:: DATA IN THIS EXERCISE

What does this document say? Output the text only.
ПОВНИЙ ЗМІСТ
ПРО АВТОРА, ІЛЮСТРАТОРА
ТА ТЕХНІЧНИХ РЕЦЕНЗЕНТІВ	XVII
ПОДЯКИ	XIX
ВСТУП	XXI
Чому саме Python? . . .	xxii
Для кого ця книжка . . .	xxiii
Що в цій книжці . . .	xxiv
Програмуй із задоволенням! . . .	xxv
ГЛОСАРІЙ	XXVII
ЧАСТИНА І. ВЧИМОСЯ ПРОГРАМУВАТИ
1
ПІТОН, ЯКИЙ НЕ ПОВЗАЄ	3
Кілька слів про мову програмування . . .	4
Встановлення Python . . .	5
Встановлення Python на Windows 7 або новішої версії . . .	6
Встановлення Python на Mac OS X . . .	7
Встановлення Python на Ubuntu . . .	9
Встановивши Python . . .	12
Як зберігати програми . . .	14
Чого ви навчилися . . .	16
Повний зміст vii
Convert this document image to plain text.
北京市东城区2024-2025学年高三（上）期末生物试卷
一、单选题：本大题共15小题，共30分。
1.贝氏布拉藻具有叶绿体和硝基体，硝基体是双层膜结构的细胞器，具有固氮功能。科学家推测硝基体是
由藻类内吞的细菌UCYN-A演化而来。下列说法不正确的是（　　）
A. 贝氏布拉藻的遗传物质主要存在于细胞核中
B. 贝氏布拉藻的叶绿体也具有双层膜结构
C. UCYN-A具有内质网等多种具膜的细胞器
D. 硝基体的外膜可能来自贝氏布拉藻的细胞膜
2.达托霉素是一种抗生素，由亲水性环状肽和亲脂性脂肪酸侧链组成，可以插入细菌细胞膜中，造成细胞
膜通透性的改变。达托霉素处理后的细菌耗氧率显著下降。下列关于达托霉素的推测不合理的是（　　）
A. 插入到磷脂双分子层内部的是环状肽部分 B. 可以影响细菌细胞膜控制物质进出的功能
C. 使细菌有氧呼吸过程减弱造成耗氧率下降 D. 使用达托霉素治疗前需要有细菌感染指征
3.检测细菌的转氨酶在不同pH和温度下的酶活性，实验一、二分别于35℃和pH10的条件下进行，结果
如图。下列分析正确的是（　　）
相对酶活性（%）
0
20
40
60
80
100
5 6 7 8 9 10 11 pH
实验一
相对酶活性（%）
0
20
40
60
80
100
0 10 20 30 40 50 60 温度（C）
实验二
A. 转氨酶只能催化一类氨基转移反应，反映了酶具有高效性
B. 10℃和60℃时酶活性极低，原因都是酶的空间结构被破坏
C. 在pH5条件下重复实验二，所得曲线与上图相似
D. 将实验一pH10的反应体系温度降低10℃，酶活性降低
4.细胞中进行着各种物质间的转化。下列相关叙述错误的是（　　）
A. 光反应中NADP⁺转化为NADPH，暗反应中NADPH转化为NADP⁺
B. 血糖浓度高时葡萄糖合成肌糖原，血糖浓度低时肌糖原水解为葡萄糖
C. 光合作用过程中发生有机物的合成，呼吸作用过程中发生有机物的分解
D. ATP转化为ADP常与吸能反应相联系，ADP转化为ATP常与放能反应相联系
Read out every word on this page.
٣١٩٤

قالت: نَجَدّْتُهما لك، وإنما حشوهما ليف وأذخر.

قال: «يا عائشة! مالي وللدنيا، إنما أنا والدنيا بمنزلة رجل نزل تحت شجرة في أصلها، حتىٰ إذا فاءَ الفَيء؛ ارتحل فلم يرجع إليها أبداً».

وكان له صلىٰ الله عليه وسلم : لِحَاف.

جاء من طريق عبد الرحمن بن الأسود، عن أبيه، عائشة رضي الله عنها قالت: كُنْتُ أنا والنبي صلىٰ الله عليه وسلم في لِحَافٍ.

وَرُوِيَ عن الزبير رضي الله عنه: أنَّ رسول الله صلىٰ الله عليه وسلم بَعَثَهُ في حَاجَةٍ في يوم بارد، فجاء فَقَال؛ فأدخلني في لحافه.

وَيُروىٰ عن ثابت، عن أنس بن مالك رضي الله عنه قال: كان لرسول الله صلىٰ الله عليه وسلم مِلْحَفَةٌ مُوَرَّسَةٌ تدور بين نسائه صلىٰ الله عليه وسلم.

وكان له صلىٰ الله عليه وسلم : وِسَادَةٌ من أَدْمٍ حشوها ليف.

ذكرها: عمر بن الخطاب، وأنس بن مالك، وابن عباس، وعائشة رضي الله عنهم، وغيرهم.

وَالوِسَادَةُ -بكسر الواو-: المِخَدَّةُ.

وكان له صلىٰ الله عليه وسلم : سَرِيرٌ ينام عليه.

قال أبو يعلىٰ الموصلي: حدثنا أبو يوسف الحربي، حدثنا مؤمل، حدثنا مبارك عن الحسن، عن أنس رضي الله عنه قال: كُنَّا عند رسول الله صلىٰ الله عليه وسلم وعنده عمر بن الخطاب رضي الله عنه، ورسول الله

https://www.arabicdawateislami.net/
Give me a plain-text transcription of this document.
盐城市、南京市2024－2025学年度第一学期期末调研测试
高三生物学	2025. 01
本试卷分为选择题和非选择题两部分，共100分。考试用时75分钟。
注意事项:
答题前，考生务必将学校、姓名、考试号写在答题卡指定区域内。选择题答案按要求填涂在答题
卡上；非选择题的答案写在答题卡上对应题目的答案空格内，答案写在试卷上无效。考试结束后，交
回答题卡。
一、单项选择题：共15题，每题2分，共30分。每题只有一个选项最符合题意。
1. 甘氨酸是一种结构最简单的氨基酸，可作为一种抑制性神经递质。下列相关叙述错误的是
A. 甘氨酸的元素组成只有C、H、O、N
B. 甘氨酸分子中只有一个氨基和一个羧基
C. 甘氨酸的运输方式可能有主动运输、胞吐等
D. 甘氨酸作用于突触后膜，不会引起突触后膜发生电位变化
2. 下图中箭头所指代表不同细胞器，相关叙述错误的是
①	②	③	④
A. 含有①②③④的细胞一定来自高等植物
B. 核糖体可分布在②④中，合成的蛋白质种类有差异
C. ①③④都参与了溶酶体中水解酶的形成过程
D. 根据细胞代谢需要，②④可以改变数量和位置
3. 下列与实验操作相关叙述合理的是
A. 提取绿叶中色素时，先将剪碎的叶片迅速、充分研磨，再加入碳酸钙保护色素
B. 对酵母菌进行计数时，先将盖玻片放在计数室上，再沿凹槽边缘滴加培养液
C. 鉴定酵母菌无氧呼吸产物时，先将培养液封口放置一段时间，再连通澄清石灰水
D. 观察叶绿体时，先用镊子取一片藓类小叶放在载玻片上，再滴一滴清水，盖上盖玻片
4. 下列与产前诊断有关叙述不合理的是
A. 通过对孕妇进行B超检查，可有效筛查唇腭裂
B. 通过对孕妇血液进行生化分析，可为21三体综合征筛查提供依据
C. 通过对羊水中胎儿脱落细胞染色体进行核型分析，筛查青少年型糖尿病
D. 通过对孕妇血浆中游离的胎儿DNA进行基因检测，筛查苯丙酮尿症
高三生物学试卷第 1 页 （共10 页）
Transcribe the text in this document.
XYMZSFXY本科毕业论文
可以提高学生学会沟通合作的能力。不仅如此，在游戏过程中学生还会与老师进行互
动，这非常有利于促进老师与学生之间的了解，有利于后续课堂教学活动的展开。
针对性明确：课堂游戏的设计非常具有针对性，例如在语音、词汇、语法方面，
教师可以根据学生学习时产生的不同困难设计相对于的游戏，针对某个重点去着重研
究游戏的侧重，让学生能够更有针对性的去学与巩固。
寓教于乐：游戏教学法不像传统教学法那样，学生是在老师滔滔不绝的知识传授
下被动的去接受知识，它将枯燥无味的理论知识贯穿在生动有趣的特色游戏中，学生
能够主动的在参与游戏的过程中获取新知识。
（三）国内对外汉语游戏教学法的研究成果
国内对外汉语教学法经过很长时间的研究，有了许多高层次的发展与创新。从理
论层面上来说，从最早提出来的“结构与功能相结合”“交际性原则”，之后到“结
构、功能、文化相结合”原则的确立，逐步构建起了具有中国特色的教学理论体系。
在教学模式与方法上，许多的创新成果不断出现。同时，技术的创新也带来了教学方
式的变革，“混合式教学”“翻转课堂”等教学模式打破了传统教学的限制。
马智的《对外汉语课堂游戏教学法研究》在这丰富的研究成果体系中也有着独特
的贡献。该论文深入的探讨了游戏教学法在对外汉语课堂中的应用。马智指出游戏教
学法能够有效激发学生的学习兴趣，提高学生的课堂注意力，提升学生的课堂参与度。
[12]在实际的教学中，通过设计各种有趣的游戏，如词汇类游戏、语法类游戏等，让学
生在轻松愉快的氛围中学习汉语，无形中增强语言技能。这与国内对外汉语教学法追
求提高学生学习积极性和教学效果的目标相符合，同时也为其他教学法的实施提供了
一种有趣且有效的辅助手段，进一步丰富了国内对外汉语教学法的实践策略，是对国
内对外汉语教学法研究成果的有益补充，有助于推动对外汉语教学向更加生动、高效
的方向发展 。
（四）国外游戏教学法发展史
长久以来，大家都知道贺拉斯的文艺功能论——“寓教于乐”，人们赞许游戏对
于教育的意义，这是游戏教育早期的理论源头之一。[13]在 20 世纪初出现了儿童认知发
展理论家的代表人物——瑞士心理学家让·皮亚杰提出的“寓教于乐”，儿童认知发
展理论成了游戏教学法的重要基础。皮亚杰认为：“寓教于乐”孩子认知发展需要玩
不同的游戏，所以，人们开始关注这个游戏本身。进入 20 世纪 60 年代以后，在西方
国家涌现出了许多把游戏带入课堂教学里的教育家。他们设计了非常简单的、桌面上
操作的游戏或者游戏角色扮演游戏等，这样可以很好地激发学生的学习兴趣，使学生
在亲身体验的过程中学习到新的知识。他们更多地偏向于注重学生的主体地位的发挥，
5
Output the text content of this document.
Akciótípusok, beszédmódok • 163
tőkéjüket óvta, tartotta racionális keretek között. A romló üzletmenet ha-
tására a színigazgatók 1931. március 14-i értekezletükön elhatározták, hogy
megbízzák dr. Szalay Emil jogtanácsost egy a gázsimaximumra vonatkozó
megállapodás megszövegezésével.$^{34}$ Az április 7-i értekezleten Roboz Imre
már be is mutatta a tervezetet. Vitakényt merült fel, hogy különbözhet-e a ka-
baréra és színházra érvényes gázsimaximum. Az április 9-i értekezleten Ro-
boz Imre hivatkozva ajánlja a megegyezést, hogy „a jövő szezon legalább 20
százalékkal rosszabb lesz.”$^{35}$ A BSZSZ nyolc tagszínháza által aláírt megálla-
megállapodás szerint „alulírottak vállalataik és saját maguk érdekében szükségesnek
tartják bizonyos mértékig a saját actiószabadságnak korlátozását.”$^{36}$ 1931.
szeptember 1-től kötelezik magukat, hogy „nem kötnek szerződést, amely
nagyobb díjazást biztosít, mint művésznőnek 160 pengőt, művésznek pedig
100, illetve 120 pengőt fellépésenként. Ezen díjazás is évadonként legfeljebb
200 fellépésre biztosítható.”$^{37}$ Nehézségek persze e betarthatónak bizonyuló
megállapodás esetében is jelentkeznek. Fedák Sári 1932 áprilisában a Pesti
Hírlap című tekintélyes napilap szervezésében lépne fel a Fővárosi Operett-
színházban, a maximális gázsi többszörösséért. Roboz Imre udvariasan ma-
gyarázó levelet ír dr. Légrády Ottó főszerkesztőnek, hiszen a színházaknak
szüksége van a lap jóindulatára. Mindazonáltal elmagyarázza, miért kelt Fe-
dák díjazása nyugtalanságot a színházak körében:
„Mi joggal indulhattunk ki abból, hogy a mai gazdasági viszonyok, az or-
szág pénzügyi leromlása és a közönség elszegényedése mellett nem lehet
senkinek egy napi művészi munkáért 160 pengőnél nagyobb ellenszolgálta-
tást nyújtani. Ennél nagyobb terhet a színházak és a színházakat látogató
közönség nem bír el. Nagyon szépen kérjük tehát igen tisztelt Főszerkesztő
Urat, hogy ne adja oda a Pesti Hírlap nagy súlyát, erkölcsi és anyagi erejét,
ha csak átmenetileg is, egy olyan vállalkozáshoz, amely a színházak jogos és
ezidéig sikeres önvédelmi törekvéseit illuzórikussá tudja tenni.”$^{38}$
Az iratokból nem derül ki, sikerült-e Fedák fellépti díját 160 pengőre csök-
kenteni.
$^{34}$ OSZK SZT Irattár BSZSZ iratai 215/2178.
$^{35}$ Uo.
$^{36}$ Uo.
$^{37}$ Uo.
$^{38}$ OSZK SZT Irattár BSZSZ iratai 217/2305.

::::

PROBLEM DETAILS = Find the lines containing "közönség" and pull them out.

WRITTEN ANSWER =
szág pénzügyi leromlása és a közönség elszegényedése mellett nem lehet
közönség nem bír el. Nagyon szépen kérjük tehát igen tisztelt Főszerkesztő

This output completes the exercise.